§ **Set problem**
Show, in full, each line of the data that contains "Weekly".

Stored data entries:
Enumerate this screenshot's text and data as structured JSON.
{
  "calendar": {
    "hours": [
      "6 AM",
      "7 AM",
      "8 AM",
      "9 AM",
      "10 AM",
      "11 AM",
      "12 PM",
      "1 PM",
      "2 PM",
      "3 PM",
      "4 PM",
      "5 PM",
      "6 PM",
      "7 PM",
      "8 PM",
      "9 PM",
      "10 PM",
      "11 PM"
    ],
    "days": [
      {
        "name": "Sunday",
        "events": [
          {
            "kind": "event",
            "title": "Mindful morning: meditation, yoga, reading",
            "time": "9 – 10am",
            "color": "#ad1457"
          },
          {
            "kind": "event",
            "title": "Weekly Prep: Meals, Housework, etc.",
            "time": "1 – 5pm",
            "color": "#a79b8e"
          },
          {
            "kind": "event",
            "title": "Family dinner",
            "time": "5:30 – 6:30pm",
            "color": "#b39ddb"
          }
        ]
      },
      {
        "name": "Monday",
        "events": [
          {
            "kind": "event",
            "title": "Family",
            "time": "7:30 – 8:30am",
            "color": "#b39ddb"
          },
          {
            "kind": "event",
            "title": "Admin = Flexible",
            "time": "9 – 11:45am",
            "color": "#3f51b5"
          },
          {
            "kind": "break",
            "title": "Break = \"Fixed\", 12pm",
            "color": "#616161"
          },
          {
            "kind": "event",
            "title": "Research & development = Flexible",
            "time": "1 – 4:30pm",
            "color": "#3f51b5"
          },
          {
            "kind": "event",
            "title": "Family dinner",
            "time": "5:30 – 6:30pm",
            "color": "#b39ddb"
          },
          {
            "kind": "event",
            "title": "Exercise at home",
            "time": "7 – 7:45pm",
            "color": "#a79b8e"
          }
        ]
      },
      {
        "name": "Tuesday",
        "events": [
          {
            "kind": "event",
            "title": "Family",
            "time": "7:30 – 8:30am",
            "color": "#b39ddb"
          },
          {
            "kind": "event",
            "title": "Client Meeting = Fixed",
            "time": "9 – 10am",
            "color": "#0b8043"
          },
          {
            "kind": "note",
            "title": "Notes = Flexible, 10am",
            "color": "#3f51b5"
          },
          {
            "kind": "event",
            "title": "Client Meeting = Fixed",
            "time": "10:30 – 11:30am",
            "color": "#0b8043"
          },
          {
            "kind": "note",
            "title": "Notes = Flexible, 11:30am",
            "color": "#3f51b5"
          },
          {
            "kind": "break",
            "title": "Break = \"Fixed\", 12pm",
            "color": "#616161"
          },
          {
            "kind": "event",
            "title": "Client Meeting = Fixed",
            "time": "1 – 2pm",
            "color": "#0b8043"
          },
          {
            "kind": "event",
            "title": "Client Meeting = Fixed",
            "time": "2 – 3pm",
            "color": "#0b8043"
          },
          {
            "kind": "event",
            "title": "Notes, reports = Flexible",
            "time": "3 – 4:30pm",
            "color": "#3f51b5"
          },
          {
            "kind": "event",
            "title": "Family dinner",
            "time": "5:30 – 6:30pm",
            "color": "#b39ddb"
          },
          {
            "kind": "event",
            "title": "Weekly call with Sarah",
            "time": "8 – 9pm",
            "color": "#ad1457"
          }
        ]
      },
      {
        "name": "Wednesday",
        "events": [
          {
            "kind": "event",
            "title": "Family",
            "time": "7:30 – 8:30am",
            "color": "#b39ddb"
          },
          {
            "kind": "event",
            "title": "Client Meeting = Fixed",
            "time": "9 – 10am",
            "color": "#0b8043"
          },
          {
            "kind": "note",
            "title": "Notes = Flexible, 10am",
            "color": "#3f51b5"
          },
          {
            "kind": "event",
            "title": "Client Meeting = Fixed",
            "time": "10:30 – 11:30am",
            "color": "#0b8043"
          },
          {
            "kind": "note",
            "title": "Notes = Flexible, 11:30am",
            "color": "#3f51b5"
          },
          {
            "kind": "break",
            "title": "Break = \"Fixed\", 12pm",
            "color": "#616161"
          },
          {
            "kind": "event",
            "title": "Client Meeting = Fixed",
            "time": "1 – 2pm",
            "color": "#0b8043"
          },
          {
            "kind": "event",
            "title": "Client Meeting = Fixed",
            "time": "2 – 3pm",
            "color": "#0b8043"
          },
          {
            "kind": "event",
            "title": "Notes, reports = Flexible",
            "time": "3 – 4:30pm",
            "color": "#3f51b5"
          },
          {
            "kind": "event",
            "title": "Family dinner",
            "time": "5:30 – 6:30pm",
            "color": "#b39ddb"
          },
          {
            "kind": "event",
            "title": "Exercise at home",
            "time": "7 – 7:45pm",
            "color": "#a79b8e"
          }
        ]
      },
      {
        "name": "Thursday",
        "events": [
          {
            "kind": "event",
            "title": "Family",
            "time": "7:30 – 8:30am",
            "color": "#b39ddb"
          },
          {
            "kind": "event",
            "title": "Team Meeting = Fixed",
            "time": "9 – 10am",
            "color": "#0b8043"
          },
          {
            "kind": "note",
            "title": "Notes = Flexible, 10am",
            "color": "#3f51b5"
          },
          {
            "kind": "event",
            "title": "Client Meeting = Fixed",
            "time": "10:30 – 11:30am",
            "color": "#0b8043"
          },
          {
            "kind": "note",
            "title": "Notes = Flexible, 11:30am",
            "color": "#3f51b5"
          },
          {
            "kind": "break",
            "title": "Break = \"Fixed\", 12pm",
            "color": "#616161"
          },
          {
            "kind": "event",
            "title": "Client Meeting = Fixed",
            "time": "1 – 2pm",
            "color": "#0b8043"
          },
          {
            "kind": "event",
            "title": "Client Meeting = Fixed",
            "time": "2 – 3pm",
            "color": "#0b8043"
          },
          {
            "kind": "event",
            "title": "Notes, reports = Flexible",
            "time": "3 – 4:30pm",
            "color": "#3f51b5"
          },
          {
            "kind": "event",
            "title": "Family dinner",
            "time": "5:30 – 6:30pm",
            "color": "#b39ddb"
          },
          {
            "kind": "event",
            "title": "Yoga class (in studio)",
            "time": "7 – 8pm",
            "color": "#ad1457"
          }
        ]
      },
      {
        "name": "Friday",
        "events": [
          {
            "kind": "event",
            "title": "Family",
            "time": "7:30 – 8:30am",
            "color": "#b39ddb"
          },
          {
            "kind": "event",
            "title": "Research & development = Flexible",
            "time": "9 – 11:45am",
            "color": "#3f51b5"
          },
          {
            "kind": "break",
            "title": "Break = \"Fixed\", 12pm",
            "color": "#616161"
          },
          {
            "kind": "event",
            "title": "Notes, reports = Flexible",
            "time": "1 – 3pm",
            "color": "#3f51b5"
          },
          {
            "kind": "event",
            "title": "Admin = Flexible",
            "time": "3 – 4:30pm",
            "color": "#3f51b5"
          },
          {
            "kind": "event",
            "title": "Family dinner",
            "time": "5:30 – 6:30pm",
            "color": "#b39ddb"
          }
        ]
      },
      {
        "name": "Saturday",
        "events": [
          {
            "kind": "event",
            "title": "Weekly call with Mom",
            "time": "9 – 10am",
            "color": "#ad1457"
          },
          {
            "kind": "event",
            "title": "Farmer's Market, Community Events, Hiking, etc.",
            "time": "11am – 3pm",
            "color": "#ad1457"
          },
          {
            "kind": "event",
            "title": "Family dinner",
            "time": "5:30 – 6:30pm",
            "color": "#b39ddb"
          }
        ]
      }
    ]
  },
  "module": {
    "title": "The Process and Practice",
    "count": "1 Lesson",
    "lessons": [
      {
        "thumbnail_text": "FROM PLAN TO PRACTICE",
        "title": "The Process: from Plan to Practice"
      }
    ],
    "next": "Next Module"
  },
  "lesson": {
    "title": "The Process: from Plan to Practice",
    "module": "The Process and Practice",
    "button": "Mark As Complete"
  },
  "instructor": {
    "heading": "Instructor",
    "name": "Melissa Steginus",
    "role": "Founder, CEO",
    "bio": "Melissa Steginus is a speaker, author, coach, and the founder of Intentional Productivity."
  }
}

§ **Full answer**
            "title": "Weekly Prep: Meals, Housework, etc.",
            "title": "Weekly call with Sarah",
            "title": "Weekly call with Mom",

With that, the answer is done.